# [Information provided]
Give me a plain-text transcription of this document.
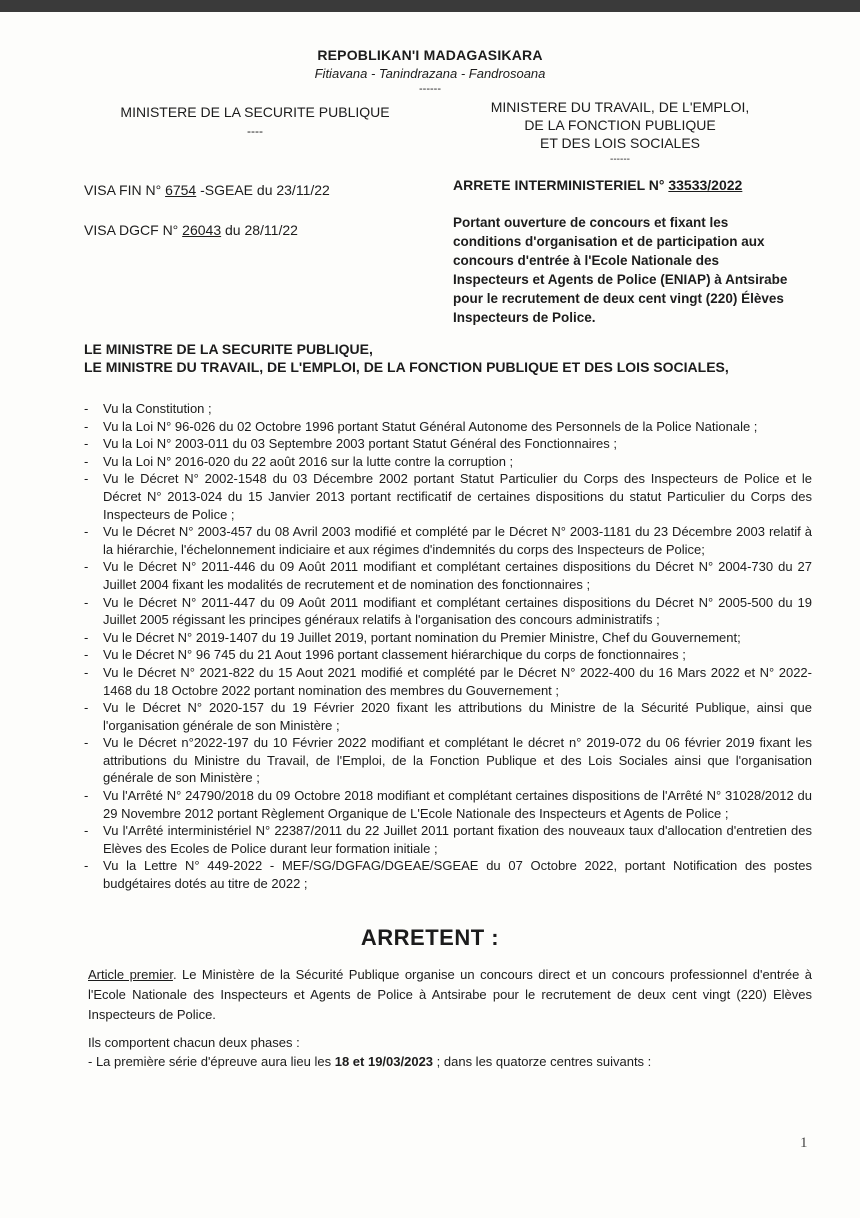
REPOBLIKAN'I MADAGASIKARA
Fitiavana - Tanindrazana - Fandrosoana
------
MINISTERE DE LA SECURITE PUBLIQUE
----
MINISTERE DU TRAVAIL, DE L'EMPLOI,
DE LA FONCTION PUBLIQUE
ET DES LOIS SOCIALES
------
VISA FIN N° 6754 -SGEAE du 23/11/22
VISA DGCF N° 26043 du 28/11/22
ARRETE INTERMINISTERIEL N° 33533/2022
Portant ouverture de concours et fixant les conditions d'organisation et de participation aux concours d'entrée à l'Ecole Nationale des Inspecteurs et Agents de Police (ENIAP) à Antsirabe pour le recrutement de deux cent vingt (220) Élèves Inspecteurs de Police.
LE MINISTRE DE LA SECURITE PUBLIQUE,
LE MINISTRE DU TRAVAIL, DE L'EMPLOI, DE LA FONCTION PUBLIQUE ET DES LOIS SOCIALES,
- Vu la Constitution ;
- Vu la Loi N° 96-026 du 02 Octobre 1996 portant Statut Général Autonome des Personnels de la Police Nationale ;
- Vu la Loi N° 2003-011 du 03 Septembre 2003 portant Statut Général des Fonctionnaires ;
- Vu la Loi N° 2016-020 du 22 août 2016 sur la lutte contre la corruption ;
- Vu le Décret N° 2002-1548 du 03 Décembre 2002 portant Statut Particulier du Corps des Inspecteurs de Police et le Décret N° 2013-024 du 15 Janvier 2013 portant rectificatif de certaines dispositions du statut Particulier du Corps des Inspecteurs de Police ;
- Vu le Décret N° 2003-457 du 08 Avril 2003 modifié et complété par le Décret N° 2003-1181 du 23 Décembre 2003 relatif à la hiérarchie, l'échelonnement indiciaire et aux régimes d'indemnités du corps des Inspecteurs de Police;
- Vu le Décret N° 2011-446 du 09 Août 2011 modifiant et complétant certaines dispositions du Décret N° 2004-730 du 27 Juillet 2004 fixant les modalités de recrutement et de nomination des fonctionnaires ;
- Vu le Décret N° 2011-447 du 09 Août 2011 modifiant et complétant certaines dispositions du Décret N° 2005-500 du 19 Juillet 2005 régissant les principes généraux relatifs à l'organisation des concours administratifs ;
- Vu le Décret N° 2019-1407 du 19 Juillet 2019, portant nomination du Premier Ministre, Chef du Gouvernement;
- Vu le Décret N° 96 745 du 21 Aout 1996 portant classement hiérarchique du corps de fonctionnaires ;
- Vu le Décret N° 2021-822 du 15 Aout 2021 modifié et complété par le Décret N° 2022-400 du 16 Mars 2022 et N° 2022-1468 du 18 Octobre 2022 portant nomination des membres du Gouvernement ;
- Vu le Décret N° 2020-157 du 19 Février 2020 fixant les attributions du Ministre de la Sécurité Publique, ainsi que l'organisation générale de son Ministère ;
- Vu le Décret n°2022-197 du 10 Février 2022 modifiant et complétant le décret n° 2019-072 du 06 février 2019 fixant les attributions du Ministre du Travail, de l'Emploi, de la Fonction Publique et des Lois Sociales ainsi que l'organisation générale de son Ministère ;
- Vu l'Arrêté N° 24790/2018 du 09 Octobre 2018 modifiant et complétant certaines dispositions de l'Arrêté N° 31028/2012 du 29 Novembre 2012 portant Règlement Organique de L'Ecole Nationale des Inspecteurs et Agents de Police ;
- Vu l'Arrêté interministériel N° 22387/2011 du 22 Juillet 2011 portant fixation des nouveaux taux d'allocation d'entretien des Elèves des Ecoles de Police durant leur formation initiale ;
- Vu la Lettre N° 449-2022 - MEF/SG/DGFAG/DGEAE/SGEAE du 07 Octobre 2022, portant Notification des postes budgétaires dotés au titre de 2022 ;
ARRETENT :
Article premier. Le Ministère de la Sécurité Publique organise un concours direct et un concours professionnel d'entrée à l'Ecole Nationale des Inspecteurs et Agents de Police à Antsirabe pour le recrutement de deux cent vingt (220) Elèves Inspecteurs de Police.
Ils comportent chacun deux phases :
- La première série d'épreuve aura lieu les 18 et 19/03/2023 ; dans les quatorze centres suivants :
1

# [Required work]
Find every line that has "Arrêté" in it, then return those lines.

# [Task output]
- Vu l'Arrêté N° 24790/2018 du 09 Octobre 2018 modifiant et complétant certaines dispositions de l'Arrêté N° 31028/2012 du 29 Novembre 2012 portant Règlement Organique de L'Ecole Nationale des Inspecteurs et Agents de Police ;
- Vu l'Arrêté interministériel N° 22387/2011 du 22 Juillet 2011 portant fixation des nouveaux taux d'allocation d'entretien des Elèves des Ecoles de Police durant leur formation initiale ;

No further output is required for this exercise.